* _Problem to solve_: Write out each entry, exactly the way it appears.

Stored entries
_ _ _ _
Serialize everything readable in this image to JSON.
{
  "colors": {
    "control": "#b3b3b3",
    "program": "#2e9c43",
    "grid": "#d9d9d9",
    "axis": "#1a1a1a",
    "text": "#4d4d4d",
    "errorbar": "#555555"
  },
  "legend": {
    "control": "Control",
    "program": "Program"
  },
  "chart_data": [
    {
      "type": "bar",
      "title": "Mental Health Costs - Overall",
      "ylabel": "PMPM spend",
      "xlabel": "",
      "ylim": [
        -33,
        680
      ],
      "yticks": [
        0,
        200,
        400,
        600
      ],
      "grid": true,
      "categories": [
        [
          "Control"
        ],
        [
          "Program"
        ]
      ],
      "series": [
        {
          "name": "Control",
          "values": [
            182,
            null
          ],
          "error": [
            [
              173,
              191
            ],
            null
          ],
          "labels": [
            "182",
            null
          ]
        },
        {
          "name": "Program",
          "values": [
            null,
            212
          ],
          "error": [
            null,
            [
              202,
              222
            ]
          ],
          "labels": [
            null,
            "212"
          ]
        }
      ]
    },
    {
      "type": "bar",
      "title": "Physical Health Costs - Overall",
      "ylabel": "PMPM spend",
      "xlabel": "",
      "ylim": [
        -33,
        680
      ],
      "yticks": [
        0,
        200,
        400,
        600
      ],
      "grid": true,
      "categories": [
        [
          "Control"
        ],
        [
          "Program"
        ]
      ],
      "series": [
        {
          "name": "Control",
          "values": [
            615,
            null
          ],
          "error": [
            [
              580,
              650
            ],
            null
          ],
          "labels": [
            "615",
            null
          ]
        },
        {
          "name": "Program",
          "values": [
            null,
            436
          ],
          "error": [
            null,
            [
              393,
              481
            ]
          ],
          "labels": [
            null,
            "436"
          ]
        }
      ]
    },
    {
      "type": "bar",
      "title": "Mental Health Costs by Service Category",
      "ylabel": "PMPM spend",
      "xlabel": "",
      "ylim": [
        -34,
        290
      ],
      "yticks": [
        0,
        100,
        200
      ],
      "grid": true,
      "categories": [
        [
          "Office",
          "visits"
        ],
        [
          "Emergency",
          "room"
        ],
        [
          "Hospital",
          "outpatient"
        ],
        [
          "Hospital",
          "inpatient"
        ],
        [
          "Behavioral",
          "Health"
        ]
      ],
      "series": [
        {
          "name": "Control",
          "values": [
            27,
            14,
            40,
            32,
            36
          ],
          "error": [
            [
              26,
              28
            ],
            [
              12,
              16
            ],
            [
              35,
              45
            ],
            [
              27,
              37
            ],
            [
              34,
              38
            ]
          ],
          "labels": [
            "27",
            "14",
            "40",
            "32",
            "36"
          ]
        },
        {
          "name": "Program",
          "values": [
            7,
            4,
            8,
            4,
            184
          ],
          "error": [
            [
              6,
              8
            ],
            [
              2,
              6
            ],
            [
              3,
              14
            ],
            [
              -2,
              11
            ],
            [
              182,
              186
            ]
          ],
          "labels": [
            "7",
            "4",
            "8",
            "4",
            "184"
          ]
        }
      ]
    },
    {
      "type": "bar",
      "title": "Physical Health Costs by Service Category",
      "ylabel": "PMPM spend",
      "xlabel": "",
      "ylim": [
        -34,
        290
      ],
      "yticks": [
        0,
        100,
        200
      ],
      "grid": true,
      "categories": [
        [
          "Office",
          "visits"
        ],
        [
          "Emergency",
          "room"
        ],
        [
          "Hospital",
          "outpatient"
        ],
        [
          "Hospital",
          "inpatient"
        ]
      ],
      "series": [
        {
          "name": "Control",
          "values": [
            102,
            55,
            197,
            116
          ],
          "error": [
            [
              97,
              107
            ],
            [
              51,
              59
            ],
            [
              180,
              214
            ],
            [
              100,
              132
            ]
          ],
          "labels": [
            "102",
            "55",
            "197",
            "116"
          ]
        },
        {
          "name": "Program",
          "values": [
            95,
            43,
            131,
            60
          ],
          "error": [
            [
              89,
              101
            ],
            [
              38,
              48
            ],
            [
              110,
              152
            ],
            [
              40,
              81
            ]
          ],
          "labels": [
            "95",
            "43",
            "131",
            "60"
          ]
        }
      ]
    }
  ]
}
_ _ _ _
* _The solution_:
Serialize everything readable in this image to JSON.
{
  "colors": {
    "control": "#b3b3b3",
    "program": "#2e9c43",
    "grid": "#d9d9d9",
    "axis": "#1a1a1a",
    "text": "#4d4d4d",
    "errorbar": "#555555"
  },
  "legend": {
    "control": "Control",
    "program": "Program"
  },
  "chart_data": [
    {
      "type": "bar",
      "title": "Mental Health Costs - Overall",
      "ylabel": "PMPM spend",
      "xlabel": "",
      "ylim": [
        -33,
        680
      ],
      "yticks": [
        0,
        200,
        400,
        600
      ],
      "grid": true,
      "categories": [
        [
          "Control"
        ],
        [
          "Program"
        ]
      ],
      "series": [
        {
          "name": "Control",
          "values": [
            182,
            null
          ],
          "error": [
            [
              173,
              191
            ],
            null
          ],
          "labels": [
            "182",
            null
          ]
        },
        {
          "name": "Program",
          "values": [
            null,
            212
          ],
          "error": [
            null,
            [
              202,
              222
            ]
          ],
          "labels": [
            null,
            "212"
          ]
        }
      ]
    },
    {
      "type": "bar",
      "title": "Physical Health Costs - Overall",
      "ylabel": "PMPM spend",
      "xlabel": "",
      "ylim": [
        -33,
        680
      ],
      "yticks": [
        0,
        200,
        400,
        600
      ],
      "grid": true,
      "categories": [
        [
          "Control"
        ],
        [
          "Program"
        ]
      ],
      "series": [
        {
          "name": "Control",
          "values": [
            615,
            null
          ],
          "error": [
            [
              580,
              650
            ],
            null
          ],
          "labels": [
            "615",
            null
          ]
        },
        {
          "name": "Program",
          "values": [
            null,
            436
          ],
          "error": [
            null,
            [
              393,
              481
            ]
          ],
          "labels": [
            null,
            "436"
          ]
        }
      ]
    },
    {
      "type": "bar",
      "title": "Mental Health Costs by Service Category",
      "ylabel": "PMPM spend",
      "xlabel": "",
      "ylim": [
        -34,
        290
      ],
      "yticks": [
        0,
        100,
        200
      ],
      "grid": true,
      "categories": [
        [
          "Office",
          "visits"
        ],
        [
          "Emergency",
          "room"
        ],
        [
          "Hospital",
          "outpatient"
        ],
        [
          "Hospital",
          "inpatient"
        ],
        [
          "Behavioral",
          "Health"
        ]
      ],
      "series": [
        {
          "name": "Control",
          "values": [
            27,
            14,
            40,
            32,
            36
          ],
          "error": [
            [
              26,
              28
            ],
            [
              12,
              16
            ],
            [
              35,
              45
            ],
            [
              27,
              37
            ],
            [
              34,
              38
            ]
          ],
          "labels": [
            "27",
            "14",
            "40",
            "32",
            "36"
          ]
        },
        {
          "name": "Program",
          "values": [
            7,
            4,
            8,
            4,
            184
          ],
          "error": [
            [
              6,
              8
            ],
            [
              2,
              6
            ],
            [
              3,
              14
            ],
            [
              -2,
              11
            ],
            [
              182,
              186
            ]
          ],
          "labels": [
            "7",
            "4",
            "8",
            "4",
            "184"
          ]
        }
      ]
    },
    {
      "type": "bar",
      "title": "Physical Health Costs by Service Category",
      "ylabel": "PMPM spend",
      "xlabel": "",
      "ylim": [
        -34,
        290
      ],
      "yticks": [
        0,
        100,
        200
      ],
      "grid": true,
      "categories": [
        [
          "Office",
          "visits"
        ],
        [
          "Emergency",
          "room"
        ],
        [
          "Hospital",
          "outpatient"
        ],
        [
          "Hospital",
          "inpatient"
        ]
      ],
      "series": [
        {
          "name": "Control",
          "values": [
            102,
            55,
            197,
            116
          ],
          "error": [
            [
              97,
              107
            ],
            [
              51,
              59
            ],
            [
              180,
              214
            ],
            [
              100,
              132
            ]
          ],
          "labels": [
            "102",
            "55",
            "197",
            "116"
          ]
        },
        {
          "name": "Program",
          "values": [
            95,
            43,
            131,
            60
          ],
          "error": [
            [
              89,
              101
            ],
            [
              38,
              48
            ],
            [
              110,
              152
            ],
            [
              40,
              81
            ]
          ],
          "labels": [
            "95",
            "43",
            "131",
            "60"
          ]
        }
      ]
    }
  ]
}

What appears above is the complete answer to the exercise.